◆ What you should do
Pull out every line of the listing below, from the line containing "bar bbox=[366, 421, 437, 486]" down to the line containing "y-tick-label: 25% bbox=[34, 342, 72, 363]", with both of those lines included. Copy each line without any change.

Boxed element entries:
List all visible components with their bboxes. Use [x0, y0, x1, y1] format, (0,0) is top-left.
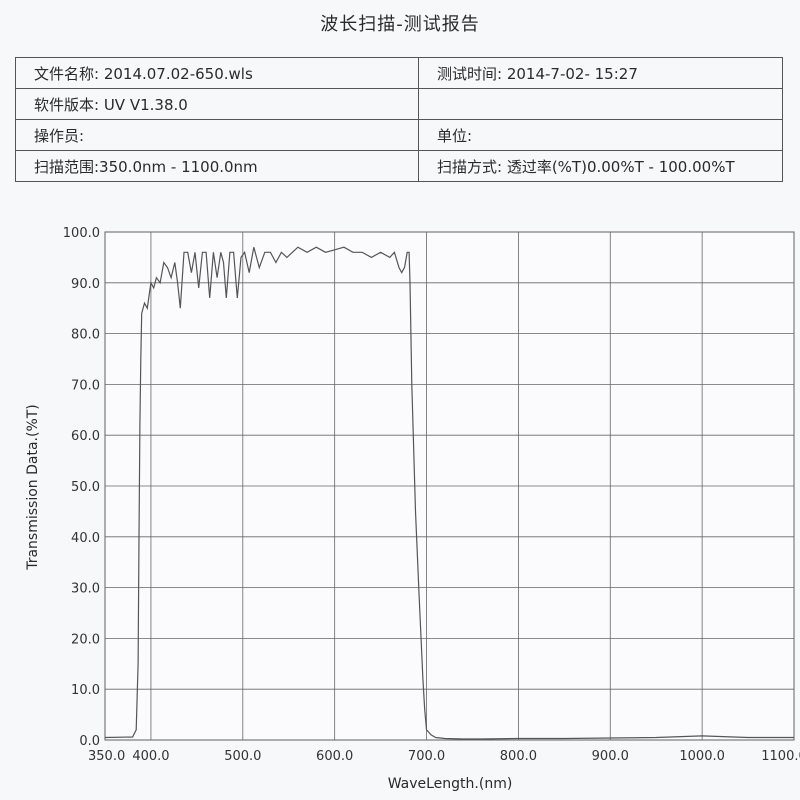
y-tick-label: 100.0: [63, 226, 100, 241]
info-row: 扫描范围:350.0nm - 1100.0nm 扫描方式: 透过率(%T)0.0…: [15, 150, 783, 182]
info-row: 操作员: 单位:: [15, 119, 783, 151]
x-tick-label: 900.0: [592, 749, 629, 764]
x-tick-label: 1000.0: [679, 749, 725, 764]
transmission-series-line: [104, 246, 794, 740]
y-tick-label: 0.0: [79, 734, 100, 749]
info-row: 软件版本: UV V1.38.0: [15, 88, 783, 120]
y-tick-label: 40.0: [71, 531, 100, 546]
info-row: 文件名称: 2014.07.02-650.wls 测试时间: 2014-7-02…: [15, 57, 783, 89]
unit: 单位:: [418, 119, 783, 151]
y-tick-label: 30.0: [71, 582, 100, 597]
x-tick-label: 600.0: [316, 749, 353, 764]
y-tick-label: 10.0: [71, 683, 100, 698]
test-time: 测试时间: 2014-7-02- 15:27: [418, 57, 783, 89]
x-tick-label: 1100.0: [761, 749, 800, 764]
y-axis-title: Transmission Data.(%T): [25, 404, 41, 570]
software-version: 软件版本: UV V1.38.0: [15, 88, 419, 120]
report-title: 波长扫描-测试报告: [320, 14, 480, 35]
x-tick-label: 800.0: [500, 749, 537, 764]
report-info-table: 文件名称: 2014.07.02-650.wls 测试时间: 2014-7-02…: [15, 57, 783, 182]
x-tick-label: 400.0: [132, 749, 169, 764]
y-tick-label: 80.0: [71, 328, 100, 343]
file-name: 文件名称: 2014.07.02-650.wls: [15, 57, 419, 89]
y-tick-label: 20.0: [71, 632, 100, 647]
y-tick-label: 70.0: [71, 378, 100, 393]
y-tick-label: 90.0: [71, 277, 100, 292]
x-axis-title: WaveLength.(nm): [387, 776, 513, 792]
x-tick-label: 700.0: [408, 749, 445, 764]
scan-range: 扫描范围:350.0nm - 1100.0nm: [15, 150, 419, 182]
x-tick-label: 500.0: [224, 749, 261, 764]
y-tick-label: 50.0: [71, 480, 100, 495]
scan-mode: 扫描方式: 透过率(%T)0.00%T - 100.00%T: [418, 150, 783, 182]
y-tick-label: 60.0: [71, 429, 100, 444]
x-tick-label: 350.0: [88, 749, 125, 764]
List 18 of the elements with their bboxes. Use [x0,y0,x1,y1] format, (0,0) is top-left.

--

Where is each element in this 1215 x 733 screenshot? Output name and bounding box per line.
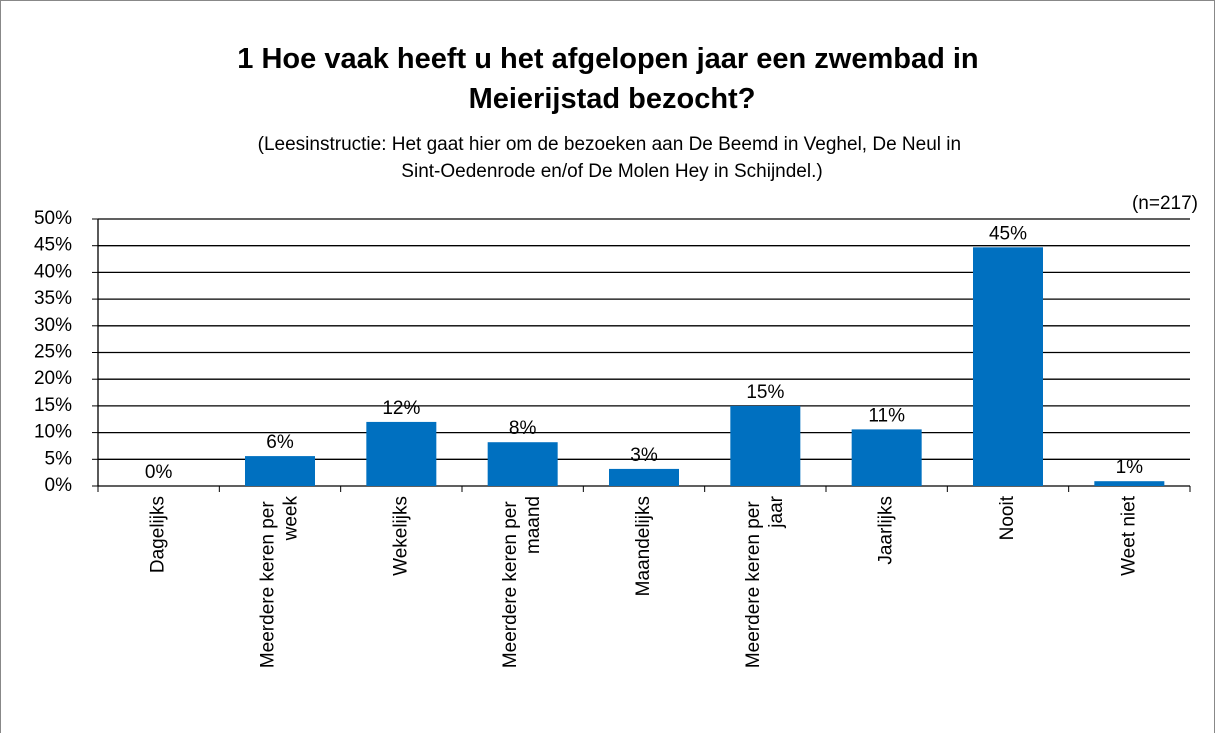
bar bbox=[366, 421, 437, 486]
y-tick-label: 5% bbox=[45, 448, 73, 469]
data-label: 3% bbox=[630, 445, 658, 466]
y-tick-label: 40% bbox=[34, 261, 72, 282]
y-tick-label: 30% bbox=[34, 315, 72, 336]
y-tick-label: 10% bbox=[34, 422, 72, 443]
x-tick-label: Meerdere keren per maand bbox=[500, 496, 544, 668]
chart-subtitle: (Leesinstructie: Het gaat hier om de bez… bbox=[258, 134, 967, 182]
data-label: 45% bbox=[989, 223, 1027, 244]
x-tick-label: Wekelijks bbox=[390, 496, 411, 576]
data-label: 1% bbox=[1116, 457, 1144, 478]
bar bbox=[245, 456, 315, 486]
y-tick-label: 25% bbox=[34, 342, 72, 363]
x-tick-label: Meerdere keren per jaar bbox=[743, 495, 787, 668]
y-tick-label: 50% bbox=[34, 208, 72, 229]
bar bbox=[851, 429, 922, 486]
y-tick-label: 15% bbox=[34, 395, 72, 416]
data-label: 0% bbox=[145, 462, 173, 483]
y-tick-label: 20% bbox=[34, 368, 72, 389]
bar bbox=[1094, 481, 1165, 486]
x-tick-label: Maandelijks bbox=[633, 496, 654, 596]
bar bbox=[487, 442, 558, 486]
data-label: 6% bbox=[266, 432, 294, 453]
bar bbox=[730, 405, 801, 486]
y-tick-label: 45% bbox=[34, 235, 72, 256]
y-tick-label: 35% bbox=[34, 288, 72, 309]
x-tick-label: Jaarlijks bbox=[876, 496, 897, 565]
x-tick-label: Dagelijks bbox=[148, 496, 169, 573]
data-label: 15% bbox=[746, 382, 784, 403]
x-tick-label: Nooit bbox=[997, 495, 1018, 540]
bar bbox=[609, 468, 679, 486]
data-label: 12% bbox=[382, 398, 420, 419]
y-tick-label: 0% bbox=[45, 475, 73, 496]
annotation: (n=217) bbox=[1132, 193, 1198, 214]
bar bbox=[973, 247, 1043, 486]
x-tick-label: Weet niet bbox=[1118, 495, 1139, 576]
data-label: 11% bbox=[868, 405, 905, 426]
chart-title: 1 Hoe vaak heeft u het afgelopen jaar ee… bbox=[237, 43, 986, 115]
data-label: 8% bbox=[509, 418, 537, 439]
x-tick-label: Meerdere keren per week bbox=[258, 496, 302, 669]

◆ Solution for this problem
bar bbox=[366, 421, 437, 486]
y-tick-label: 5% bbox=[45, 448, 73, 469]
data-label: 3% bbox=[630, 445, 658, 466]
y-tick-label: 40% bbox=[34, 261, 72, 282]
y-tick-label: 30% bbox=[34, 315, 72, 336]
y-tick-label: 10% bbox=[34, 422, 72, 443]
x-tick-label: Meerdere keren per maand bbox=[500, 496, 544, 668]
chart-subtitle: (Leesinstructie: Het gaat hier om de bez… bbox=[258, 134, 967, 182]
data-label: 45% bbox=[989, 223, 1027, 244]
x-tick-label: Wekelijks bbox=[390, 496, 411, 576]
data-label: 1% bbox=[1116, 457, 1144, 478]
bar bbox=[245, 456, 315, 486]
y-tick-label: 25% bbox=[34, 342, 72, 363]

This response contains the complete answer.